# INPUT:
========================================================================
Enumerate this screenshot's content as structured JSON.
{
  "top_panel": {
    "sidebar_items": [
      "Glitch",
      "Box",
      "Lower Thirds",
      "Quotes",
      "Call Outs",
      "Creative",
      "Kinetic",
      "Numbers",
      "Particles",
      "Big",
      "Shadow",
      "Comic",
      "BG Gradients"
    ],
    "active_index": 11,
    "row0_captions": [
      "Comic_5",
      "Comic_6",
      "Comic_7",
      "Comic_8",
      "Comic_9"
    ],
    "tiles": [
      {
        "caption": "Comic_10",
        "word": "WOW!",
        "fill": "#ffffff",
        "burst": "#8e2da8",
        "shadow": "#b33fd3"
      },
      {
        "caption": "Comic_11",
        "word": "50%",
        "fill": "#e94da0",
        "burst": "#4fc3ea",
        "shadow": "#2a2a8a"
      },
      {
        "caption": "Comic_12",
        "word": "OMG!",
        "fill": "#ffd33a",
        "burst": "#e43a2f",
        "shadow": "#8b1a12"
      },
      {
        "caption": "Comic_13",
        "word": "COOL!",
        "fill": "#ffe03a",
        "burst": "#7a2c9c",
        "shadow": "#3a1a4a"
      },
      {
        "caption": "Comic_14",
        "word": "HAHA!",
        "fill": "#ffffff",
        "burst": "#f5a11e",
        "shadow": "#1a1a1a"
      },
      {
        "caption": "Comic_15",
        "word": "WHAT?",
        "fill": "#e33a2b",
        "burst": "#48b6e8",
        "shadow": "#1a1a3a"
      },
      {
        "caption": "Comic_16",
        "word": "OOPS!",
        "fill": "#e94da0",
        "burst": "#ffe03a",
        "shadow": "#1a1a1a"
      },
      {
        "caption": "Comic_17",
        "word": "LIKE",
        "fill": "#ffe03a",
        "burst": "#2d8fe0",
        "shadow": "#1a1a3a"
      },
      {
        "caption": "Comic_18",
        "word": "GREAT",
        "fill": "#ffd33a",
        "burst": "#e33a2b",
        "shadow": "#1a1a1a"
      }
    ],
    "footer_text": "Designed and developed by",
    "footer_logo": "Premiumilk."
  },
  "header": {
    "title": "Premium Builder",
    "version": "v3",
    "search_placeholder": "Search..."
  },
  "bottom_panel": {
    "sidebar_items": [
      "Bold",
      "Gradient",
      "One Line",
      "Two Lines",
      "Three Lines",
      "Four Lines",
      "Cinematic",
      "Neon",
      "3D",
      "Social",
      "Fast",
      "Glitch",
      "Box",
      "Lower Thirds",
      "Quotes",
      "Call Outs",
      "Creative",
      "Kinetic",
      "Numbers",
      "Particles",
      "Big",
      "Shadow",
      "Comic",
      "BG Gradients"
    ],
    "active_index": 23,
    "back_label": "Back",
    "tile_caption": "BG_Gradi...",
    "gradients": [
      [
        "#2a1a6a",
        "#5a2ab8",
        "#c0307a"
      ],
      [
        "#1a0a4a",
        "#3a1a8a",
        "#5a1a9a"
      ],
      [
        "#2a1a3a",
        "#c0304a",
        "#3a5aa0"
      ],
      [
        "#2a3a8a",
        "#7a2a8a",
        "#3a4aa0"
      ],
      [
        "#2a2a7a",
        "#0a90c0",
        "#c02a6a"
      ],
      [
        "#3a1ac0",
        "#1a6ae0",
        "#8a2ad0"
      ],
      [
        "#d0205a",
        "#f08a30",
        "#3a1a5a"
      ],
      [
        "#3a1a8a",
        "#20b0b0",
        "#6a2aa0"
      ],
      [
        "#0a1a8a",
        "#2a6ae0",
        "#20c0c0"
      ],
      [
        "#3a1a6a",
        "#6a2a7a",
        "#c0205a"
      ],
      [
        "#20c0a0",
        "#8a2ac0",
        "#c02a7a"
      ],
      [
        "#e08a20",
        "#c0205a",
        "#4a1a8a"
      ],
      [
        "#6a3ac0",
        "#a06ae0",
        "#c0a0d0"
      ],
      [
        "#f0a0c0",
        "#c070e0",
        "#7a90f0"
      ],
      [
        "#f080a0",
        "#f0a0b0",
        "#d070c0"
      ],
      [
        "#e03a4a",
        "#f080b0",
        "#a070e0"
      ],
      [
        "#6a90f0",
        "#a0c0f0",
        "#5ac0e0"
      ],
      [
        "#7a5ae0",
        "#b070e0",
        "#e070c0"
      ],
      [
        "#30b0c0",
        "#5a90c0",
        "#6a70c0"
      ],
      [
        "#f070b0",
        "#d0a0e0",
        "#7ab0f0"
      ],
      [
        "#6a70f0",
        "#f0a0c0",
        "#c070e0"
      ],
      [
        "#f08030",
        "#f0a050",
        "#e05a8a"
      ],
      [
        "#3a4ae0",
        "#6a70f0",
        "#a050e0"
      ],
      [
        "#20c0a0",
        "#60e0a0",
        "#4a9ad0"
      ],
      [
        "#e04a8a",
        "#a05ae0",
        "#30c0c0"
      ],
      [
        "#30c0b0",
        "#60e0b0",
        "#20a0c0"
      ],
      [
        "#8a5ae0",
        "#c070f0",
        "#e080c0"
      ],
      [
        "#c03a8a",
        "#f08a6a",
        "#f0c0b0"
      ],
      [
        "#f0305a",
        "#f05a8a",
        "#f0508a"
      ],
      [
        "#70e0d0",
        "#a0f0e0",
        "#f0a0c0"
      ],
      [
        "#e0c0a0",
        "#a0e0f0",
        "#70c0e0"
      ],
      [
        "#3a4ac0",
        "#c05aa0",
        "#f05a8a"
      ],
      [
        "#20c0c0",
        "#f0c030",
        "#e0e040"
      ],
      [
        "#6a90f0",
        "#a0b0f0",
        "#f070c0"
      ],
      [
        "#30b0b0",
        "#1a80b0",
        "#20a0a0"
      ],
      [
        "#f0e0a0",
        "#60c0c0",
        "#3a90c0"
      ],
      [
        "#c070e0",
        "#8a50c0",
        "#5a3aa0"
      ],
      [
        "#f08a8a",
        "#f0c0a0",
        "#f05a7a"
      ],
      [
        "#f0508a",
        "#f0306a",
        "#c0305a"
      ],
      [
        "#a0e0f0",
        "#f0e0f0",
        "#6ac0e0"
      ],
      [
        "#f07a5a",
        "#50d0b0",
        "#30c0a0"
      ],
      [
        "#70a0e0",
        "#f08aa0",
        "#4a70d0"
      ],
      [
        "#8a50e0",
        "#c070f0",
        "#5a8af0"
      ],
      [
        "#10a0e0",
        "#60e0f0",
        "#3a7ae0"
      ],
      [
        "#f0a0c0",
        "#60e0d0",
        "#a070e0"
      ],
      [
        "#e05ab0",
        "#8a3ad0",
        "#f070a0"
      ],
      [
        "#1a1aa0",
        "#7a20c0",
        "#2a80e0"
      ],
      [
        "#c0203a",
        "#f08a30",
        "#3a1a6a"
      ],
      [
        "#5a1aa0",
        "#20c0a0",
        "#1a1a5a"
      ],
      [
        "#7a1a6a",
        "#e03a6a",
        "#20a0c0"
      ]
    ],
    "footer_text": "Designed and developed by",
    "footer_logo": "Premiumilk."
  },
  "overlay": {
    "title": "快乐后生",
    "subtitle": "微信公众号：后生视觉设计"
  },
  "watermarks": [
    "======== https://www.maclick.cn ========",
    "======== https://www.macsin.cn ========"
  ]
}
========================================================================
# DIRECTIONS FOR THIS TASK:
Copy the records above exactly.

# THE RESPONSE:
Enumerate this screenshot's content as structured JSON.
{
  "top_panel": {
    "sidebar_items": [
      "Glitch",
      "Box",
      "Lower Thirds",
      "Quotes",
      "Call Outs",
      "Creative",
      "Kinetic",
      "Numbers",
      "Particles",
      "Big",
      "Shadow",
      "Comic",
      "BG Gradients"
    ],
    "active_index": 11,
    "row0_captions": [
      "Comic_5",
      "Comic_6",
      "Comic_7",
      "Comic_8",
      "Comic_9"
    ],
    "tiles": [
      {
        "caption": "Comic_10",
        "word": "WOW!",
        "fill": "#ffffff",
        "burst": "#8e2da8",
        "shadow": "#b33fd3"
      },
      {
        "caption": "Comic_11",
        "word": "50%",
        "fill": "#e94da0",
        "burst": "#4fc3ea",
        "shadow": "#2a2a8a"
      },
      {
        "caption": "Comic_12",
        "word": "OMG!",
        "fill": "#ffd33a",
        "burst": "#e43a2f",
        "shadow": "#8b1a12"
      },
      {
        "caption": "Comic_13",
        "word": "COOL!",
        "fill": "#ffe03a",
        "burst": "#7a2c9c",
        "shadow": "#3a1a4a"
      },
      {
        "caption": "Comic_14",
        "word": "HAHA!",
        "fill": "#ffffff",
        "burst": "#f5a11e",
        "shadow": "#1a1a1a"
      },
      {
        "caption": "Comic_15",
        "word": "WHAT?",
        "fill": "#e33a2b",
        "burst": "#48b6e8",
        "shadow": "#1a1a3a"
      },
      {
        "caption": "Comic_16",
        "word": "OOPS!",
        "fill": "#e94da0",
        "burst": "#ffe03a",
        "shadow": "#1a1a1a"
      },
      {
        "caption": "Comic_17",
        "word": "LIKE",
        "fill": "#ffe03a",
        "burst": "#2d8fe0",
        "shadow": "#1a1a3a"
      },
      {
        "caption": "Comic_18",
        "word": "GREAT",
        "fill": "#ffd33a",
        "burst": "#e33a2b",
        "shadow": "#1a1a1a"
      }
    ],
    "footer_text": "Designed and developed by",
    "footer_logo": "Premiumilk."
  },
  "header": {
    "title": "Premium Builder",
    "version": "v3",
    "search_placeholder": "Search..."
  },
  "bottom_panel": {
    "sidebar_items": [
      "Bold",
      "Gradient",
      "One Line",
      "Two Lines",
      "Three Lines",
      "Four Lines",
      "Cinematic",
      "Neon",
      "3D",
      "Social",
      "Fast",
      "Glitch",
      "Box",
      "Lower Thirds",
      "Quotes",
      "Call Outs",
      "Creative",
      "Kinetic",
      "Numbers",
      "Particles",
      "Big",
      "Shadow",
      "Comic",
      "BG Gradients"
    ],
    "active_index": 23,
    "back_label": "Back",
    "tile_caption": "BG_Gradi...",
    "gradients": [
      [
        "#2a1a6a",
        "#5a2ab8",
        "#c0307a"
      ],
      [
        "#1a0a4a",
        "#3a1a8a",
        "#5a1a9a"
      ],
      [
        "#2a1a3a",
        "#c0304a",
        "#3a5aa0"
      ],
      [
        "#2a3a8a",
        "#7a2a8a",
        "#3a4aa0"
      ],
      [
        "#2a2a7a",
        "#0a90c0",
        "#c02a6a"
      ],
      [
        "#3a1ac0",
        "#1a6ae0",
        "#8a2ad0"
      ],
      [
        "#d0205a",
        "#f08a30",
        "#3a1a5a"
      ],
      [
        "#3a1a8a",
        "#20b0b0",
        "#6a2aa0"
      ],
      [
        "#0a1a8a",
        "#2a6ae0",
        "#20c0c0"
      ],
      [
        "#3a1a6a",
        "#6a2a7a",
        "#c0205a"
      ],
      [
        "#20c0a0",
        "#8a2ac0",
        "#c02a7a"
      ],
      [
        "#e08a20",
        "#c0205a",
        "#4a1a8a"
      ],
      [
        "#6a3ac0",
        "#a06ae0",
        "#c0a0d0"
      ],
      [
        "#f0a0c0",
        "#c070e0",
        "#7a90f0"
      ],
      [
        "#f080a0",
        "#f0a0b0",
        "#d070c0"
      ],
      [
        "#e03a4a",
        "#f080b0",
        "#a070e0"
      ],
      [
        "#6a90f0",
        "#a0c0f0",
        "#5ac0e0"
      ],
      [
        "#7a5ae0",
        "#b070e0",
        "#e070c0"
      ],
      [
        "#30b0c0",
        "#5a90c0",
        "#6a70c0"
      ],
      [
        "#f070b0",
        "#d0a0e0",
        "#7ab0f0"
      ],
      [
        "#6a70f0",
        "#f0a0c0",
        "#c070e0"
      ],
      [
        "#f08030",
        "#f0a050",
        "#e05a8a"
      ],
      [
        "#3a4ae0",
        "#6a70f0",
        "#a050e0"
      ],
      [
        "#20c0a0",
        "#60e0a0",
        "#4a9ad0"
      ],
      [
        "#e04a8a",
        "#a05ae0",
        "#30c0c0"
      ],
      [
        "#30c0b0",
        "#60e0b0",
        "#20a0c0"
      ],
      [
        "#8a5ae0",
        "#c070f0",
        "#e080c0"
      ],
      [
        "#c03a8a",
        "#f08a6a",
        "#f0c0b0"
      ],
      [
        "#f0305a",
        "#f05a8a",
        "#f0508a"
      ],
      [
        "#70e0d0",
        "#a0f0e0",
        "#f0a0c0"
      ],
      [
        "#e0c0a0",
        "#a0e0f0",
        "#70c0e0"
      ],
      [
        "#3a4ac0",
        "#c05aa0",
        "#f05a8a"
      ],
      [
        "#20c0c0",
        "#f0c030",
        "#e0e040"
      ],
      [
        "#6a90f0",
        "#a0b0f0",
        "#f070c0"
      ],
      [
        "#30b0b0",
        "#1a80b0",
        "#20a0a0"
      ],
      [
        "#f0e0a0",
        "#60c0c0",
        "#3a90c0"
      ],
      [
        "#c070e0",
        "#8a50c0",
        "#5a3aa0"
      ],
      [
        "#f08a8a",
        "#f0c0a0",
        "#f05a7a"
      ],
      [
        "#f0508a",
        "#f0306a",
        "#c0305a"
      ],
      [
        "#a0e0f0",
        "#f0e0f0",
        "#6ac0e0"
      ],
      [
        "#f07a5a",
        "#50d0b0",
        "#30c0a0"
      ],
      [
        "#70a0e0",
        "#f08aa0",
        "#4a70d0"
      ],
      [
        "#8a50e0",
        "#c070f0",
        "#5a8af0"
      ],
      [
        "#10a0e0",
        "#60e0f0",
        "#3a7ae0"
      ],
      [
        "#f0a0c0",
        "#60e0d0",
        "#a070e0"
      ],
      [
        "#e05ab0",
        "#8a3ad0",
        "#f070a0"
      ],
      [
        "#1a1aa0",
        "#7a20c0",
        "#2a80e0"
      ],
      [
        "#c0203a",
        "#f08a30",
        "#3a1a6a"
      ],
      [
        "#5a1aa0",
        "#20c0a0",
        "#1a1a5a"
      ],
      [
        "#7a1a6a",
        "#e03a6a",
        "#20a0c0"
      ]
    ],
    "footer_text": "Designed and developed by",
    "footer_logo": "Premiumilk."
  },
  "overlay": {
    "title": "快乐后生",
    "subtitle": "微信公众号：后生视觉设计"
  },
  "watermarks": [
    "======== https://www.maclick.cn ========",
    "======== https://www.macsin.cn ========"
  ]
}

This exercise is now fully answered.